* _Job_
Print each line of the listing once more, precisely as given.

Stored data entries
★ ★ ★ ★

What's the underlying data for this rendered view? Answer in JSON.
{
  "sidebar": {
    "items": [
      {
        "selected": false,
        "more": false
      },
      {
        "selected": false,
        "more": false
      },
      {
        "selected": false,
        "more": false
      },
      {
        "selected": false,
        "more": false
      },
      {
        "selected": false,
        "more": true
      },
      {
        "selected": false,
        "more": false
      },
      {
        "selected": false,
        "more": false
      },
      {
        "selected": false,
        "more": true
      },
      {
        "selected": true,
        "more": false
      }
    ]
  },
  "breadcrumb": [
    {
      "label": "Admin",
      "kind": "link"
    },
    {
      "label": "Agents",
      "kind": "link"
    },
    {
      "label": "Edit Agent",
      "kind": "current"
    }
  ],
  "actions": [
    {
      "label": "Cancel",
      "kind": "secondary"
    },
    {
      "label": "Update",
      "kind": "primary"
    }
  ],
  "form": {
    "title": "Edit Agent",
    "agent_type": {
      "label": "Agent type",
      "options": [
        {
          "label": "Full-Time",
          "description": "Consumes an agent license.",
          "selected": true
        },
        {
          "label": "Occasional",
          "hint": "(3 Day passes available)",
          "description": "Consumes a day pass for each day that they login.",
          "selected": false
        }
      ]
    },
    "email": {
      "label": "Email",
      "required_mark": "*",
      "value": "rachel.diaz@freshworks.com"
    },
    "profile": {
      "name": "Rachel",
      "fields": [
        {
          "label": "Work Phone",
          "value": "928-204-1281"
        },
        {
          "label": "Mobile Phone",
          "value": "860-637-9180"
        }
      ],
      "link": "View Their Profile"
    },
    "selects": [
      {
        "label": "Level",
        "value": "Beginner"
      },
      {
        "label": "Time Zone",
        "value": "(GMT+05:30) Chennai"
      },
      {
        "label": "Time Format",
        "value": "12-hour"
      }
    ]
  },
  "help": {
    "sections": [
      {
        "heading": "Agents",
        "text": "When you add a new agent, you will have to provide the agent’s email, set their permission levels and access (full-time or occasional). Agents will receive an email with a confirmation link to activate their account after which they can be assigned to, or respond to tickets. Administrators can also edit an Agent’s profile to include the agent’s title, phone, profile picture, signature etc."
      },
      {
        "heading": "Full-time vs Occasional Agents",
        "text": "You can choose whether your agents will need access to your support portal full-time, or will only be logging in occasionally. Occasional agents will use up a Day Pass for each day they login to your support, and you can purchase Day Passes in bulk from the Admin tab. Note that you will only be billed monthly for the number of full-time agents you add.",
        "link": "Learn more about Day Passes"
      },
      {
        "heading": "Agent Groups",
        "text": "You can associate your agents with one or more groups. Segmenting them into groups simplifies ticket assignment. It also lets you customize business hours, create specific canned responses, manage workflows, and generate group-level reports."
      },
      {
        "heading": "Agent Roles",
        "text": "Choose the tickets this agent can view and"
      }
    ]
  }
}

★ ★ ★ ★

* _Response to this exercise_
What's the underlying data for this rendered view? Answer in JSON.
{
  "sidebar": {
    "items": [
      {
        "selected": false,
        "more": false
      },
      {
        "selected": false,
        "more": false
      },
      {
        "selected": false,
        "more": false
      },
      {
        "selected": false,
        "more": false
      },
      {
        "selected": false,
        "more": true
      },
      {
        "selected": false,
        "more": false
      },
      {
        "selected": false,
        "more": false
      },
      {
        "selected": false,
        "more": true
      },
      {
        "selected": true,
        "more": false
      }
    ]
  },
  "breadcrumb": [
    {
      "label": "Admin",
      "kind": "link"
    },
    {
      "label": "Agents",
      "kind": "link"
    },
    {
      "label": "Edit Agent",
      "kind": "current"
    }
  ],
  "actions": [
    {
      "label": "Cancel",
      "kind": "secondary"
    },
    {
      "label": "Update",
      "kind": "primary"
    }
  ],
  "form": {
    "title": "Edit Agent",
    "agent_type": {
      "label": "Agent type",
      "options": [
        {
          "label": "Full-Time",
          "description": "Consumes an agent license.",
          "selected": true
        },
        {
          "label": "Occasional",
          "hint": "(3 Day passes available)",
          "description": "Consumes a day pass for each day that they login.",
          "selected": false
        }
      ]
    },
    "email": {
      "label": "Email",
      "required_mark": "*",
      "value": "rachel.diaz@freshworks.com"
    },
    "profile": {
      "name": "Rachel",
      "fields": [
        {
          "label": "Work Phone",
          "value": "928-204-1281"
        },
        {
          "label": "Mobile Phone",
          "value": "860-637-9180"
        }
      ],
      "link": "View Their Profile"
    },
    "selects": [
      {
        "label": "Level",
        "value": "Beginner"
      },
      {
        "label": "Time Zone",
        "value": "(GMT+05:30) Chennai"
      },
      {
        "label": "Time Format",
        "value": "12-hour"
      }
    ]
  },
  "help": {
    "sections": [
      {
        "heading": "Agents",
        "text": "When you add a new agent, you will have to provide the agent’s email, set their permission levels and access (full-time or occasional). Agents will receive an email with a confirmation link to activate their account after which they can be assigned to, or respond to tickets. Administrators can also edit an Agent’s profile to include the agent’s title, phone, profile picture, signature etc."
      },
      {
        "heading": "Full-time vs Occasional Agents",
        "text": "You can choose whether your agents will need access to your support portal full-time, or will only be logging in occasionally. Occasional agents will use up a Day Pass for each day they login to your support, and you can purchase Day Passes in bulk from the Admin tab. Note that you will only be billed monthly for the number of full-time agents you add.",
        "link": "Learn more about Day Passes"
      },
      {
        "heading": "Agent Groups",
        "text": "You can associate your agents with one or more groups. Segmenting them into groups simplifies ticket assignment. It also lets you customize business hours, create specific canned responses, manage workflows, and generate group-level reports."
      },
      {
        "heading": "Agent Roles",
        "text": "Choose the tickets this agent can view and"
      }
    ]
  }
}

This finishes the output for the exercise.